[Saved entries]
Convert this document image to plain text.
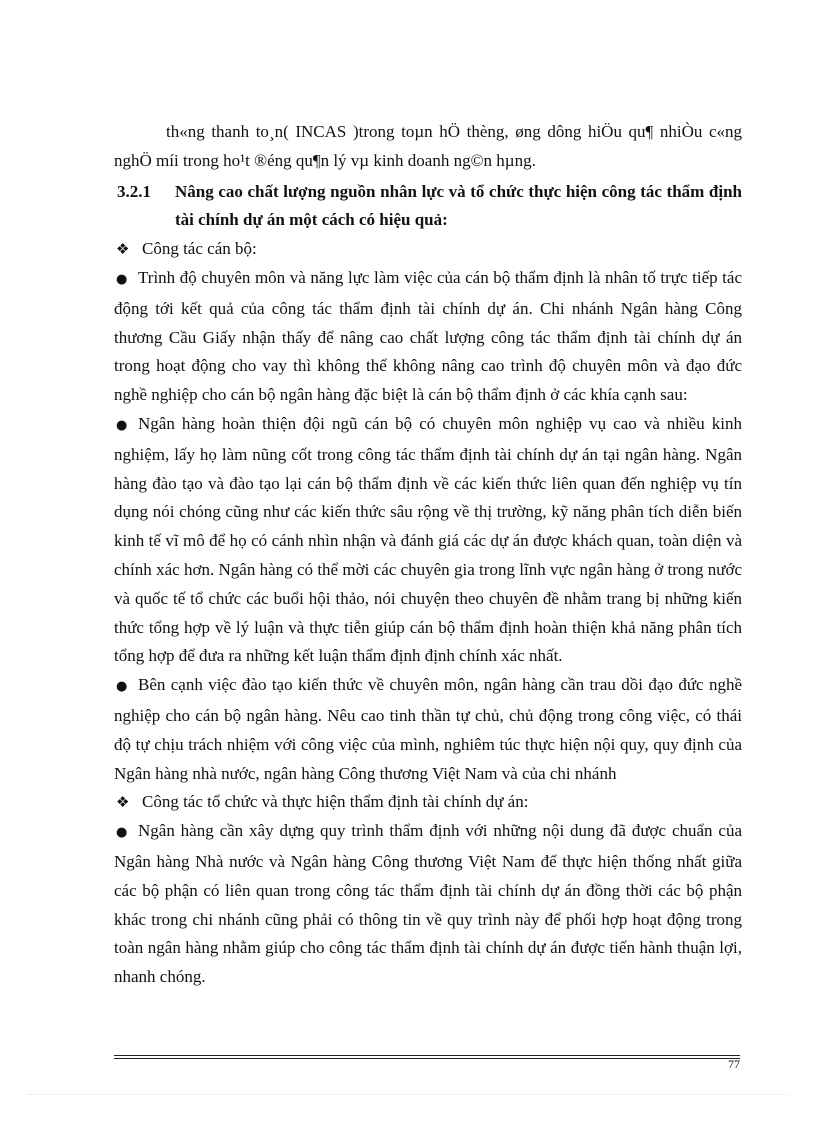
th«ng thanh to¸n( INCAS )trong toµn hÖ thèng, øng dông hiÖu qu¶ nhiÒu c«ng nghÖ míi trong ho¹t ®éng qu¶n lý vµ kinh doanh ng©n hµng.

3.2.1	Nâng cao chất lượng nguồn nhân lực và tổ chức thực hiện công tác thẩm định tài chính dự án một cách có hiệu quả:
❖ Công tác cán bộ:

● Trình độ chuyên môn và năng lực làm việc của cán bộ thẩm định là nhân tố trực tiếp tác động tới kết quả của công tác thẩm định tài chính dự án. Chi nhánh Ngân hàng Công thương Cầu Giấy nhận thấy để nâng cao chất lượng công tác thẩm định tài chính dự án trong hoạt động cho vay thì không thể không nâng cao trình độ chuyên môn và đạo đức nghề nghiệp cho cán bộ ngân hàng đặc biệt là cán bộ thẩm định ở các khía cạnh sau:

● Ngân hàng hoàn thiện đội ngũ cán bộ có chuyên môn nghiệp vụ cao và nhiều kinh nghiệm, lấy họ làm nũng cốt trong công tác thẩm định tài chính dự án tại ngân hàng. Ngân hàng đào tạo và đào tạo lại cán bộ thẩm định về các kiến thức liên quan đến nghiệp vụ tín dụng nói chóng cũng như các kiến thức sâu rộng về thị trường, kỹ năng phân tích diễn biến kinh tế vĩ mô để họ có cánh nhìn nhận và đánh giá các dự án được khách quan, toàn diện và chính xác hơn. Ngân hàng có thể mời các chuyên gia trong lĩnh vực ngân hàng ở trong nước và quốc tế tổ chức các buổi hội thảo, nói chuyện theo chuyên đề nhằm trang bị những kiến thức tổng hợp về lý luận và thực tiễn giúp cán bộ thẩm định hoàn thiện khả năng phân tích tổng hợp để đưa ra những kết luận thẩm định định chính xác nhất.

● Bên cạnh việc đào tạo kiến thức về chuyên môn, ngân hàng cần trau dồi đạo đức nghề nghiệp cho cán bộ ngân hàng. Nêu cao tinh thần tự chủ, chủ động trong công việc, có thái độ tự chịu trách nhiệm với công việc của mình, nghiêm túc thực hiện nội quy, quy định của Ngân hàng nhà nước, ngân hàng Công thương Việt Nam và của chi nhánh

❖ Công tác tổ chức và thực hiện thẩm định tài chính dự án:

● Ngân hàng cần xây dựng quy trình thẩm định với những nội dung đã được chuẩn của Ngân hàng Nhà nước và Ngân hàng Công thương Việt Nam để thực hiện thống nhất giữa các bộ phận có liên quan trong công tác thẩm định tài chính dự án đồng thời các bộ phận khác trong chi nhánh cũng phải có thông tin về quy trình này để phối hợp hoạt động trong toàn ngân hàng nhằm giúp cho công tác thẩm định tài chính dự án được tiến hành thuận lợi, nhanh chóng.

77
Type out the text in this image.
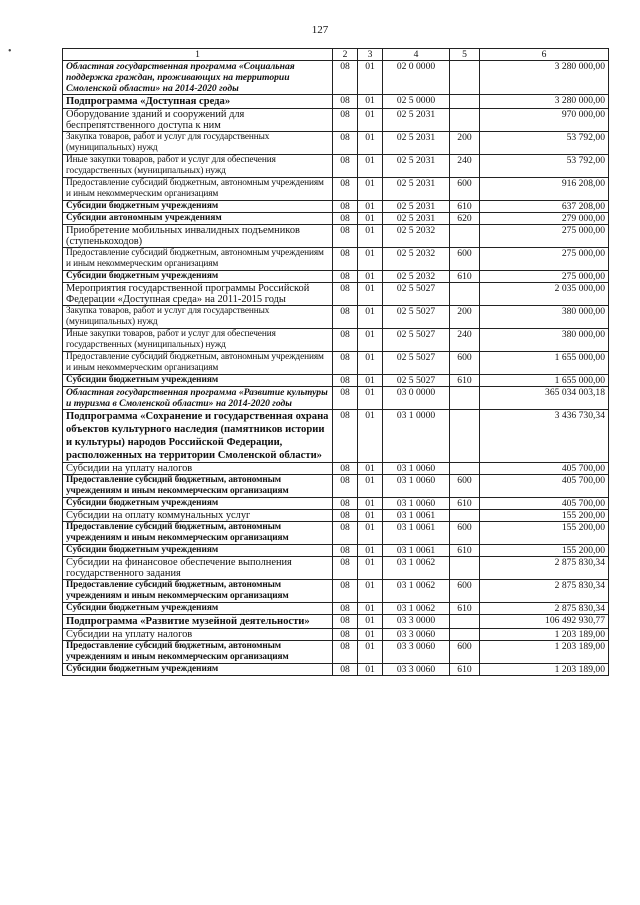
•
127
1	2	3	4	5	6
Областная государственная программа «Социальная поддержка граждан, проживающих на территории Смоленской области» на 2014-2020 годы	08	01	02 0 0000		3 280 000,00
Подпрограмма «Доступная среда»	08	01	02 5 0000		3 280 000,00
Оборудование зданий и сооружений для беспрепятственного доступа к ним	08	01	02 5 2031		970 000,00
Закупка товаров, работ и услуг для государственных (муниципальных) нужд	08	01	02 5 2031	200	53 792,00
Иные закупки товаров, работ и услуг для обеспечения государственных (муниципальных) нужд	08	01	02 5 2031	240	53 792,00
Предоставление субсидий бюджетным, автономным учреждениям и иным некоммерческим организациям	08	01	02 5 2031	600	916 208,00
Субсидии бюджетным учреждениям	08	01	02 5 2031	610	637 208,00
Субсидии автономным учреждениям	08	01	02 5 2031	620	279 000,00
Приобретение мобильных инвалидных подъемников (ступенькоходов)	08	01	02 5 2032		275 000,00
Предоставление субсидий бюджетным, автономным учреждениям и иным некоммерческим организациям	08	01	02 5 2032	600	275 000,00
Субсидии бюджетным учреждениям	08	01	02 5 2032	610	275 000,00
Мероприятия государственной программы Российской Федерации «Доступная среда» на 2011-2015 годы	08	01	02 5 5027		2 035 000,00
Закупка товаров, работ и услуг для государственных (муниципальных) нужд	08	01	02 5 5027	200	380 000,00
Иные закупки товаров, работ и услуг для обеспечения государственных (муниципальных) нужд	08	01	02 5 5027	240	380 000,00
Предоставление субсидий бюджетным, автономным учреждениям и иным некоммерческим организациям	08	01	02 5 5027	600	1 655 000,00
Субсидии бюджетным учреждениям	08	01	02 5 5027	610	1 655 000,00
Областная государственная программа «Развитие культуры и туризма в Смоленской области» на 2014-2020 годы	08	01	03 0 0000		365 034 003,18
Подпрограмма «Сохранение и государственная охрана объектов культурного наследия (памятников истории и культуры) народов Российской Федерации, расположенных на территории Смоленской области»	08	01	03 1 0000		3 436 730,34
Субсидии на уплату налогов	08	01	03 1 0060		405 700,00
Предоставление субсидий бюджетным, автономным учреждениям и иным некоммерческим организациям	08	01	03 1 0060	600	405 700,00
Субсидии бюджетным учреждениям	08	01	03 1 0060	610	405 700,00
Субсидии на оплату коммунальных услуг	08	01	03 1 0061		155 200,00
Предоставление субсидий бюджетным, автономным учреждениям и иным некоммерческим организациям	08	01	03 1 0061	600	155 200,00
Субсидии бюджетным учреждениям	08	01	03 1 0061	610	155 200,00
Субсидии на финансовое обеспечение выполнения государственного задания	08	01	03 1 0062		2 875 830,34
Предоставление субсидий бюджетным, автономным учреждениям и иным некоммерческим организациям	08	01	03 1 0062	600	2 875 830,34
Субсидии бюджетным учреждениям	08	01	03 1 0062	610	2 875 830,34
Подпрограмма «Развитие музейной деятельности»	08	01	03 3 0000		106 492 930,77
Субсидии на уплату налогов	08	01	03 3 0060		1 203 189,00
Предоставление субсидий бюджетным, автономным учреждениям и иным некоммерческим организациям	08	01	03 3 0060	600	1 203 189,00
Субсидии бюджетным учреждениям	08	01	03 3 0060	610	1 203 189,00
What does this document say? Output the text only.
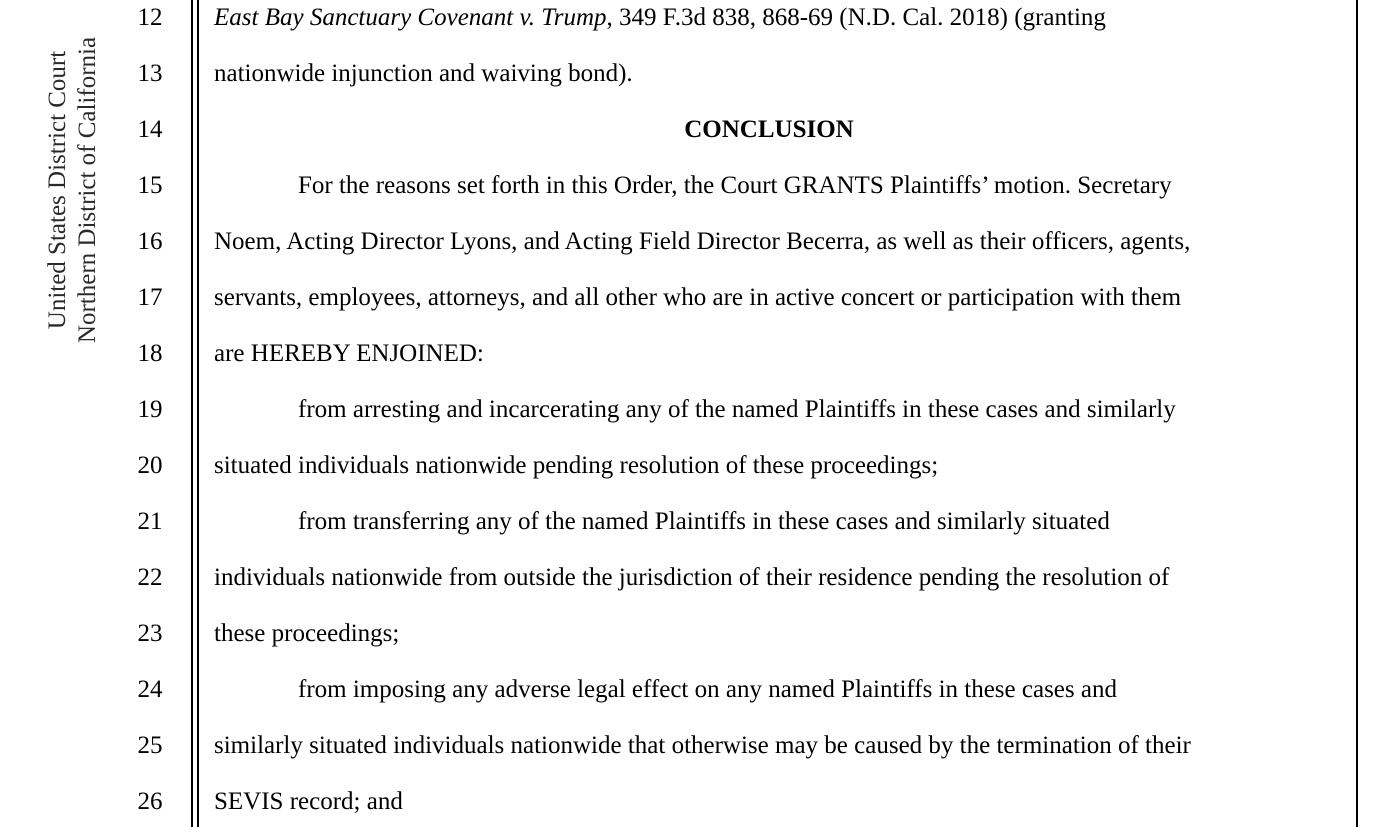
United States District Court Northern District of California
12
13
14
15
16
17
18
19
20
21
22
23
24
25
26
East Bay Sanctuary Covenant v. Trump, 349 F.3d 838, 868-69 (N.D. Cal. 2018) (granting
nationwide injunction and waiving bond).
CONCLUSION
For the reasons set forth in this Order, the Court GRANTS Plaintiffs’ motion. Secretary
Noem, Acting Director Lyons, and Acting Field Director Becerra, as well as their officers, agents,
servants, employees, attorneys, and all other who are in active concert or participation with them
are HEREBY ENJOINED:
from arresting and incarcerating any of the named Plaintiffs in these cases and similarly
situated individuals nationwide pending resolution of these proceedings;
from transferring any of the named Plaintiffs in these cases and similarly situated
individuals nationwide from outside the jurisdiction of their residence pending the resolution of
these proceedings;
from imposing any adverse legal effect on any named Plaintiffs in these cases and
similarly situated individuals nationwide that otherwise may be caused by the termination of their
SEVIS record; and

• **Requirement**:
Repeat exactly the lines from the one containing "What does this" through the last line of the records above, both included, and leave out the pictures.

• **The output**:
What does this document say? Output the text only.
United States District Court Northern District of California
12
13
14
15
16
17
18
19
20
21
22
23
24
25
26
East Bay Sanctuary Covenant v. Trump, 349 F.3d 838, 868-69 (N.D. Cal. 2018) (granting
nationwide injunction and waiving bond).
CONCLUSION
For the reasons set forth in this Order, the Court GRANTS Plaintiffs’ motion. Secretary
Noem, Acting Director Lyons, and Acting Field Director Becerra, as well as their officers, agents,
servants, employees, attorneys, and all other who are in active concert or participation with them
are HEREBY ENJOINED:
from arresting and incarcerating any of the named Plaintiffs in these cases and similarly
situated individuals nationwide pending resolution of these proceedings;
from transferring any of the named Plaintiffs in these cases and similarly situated
individuals nationwide from outside the jurisdiction of their residence pending the resolution of
these proceedings;
from imposing any adverse legal effect on any named Plaintiffs in these cases and
similarly situated individuals nationwide that otherwise may be caused by the termination of their
SEVIS record; and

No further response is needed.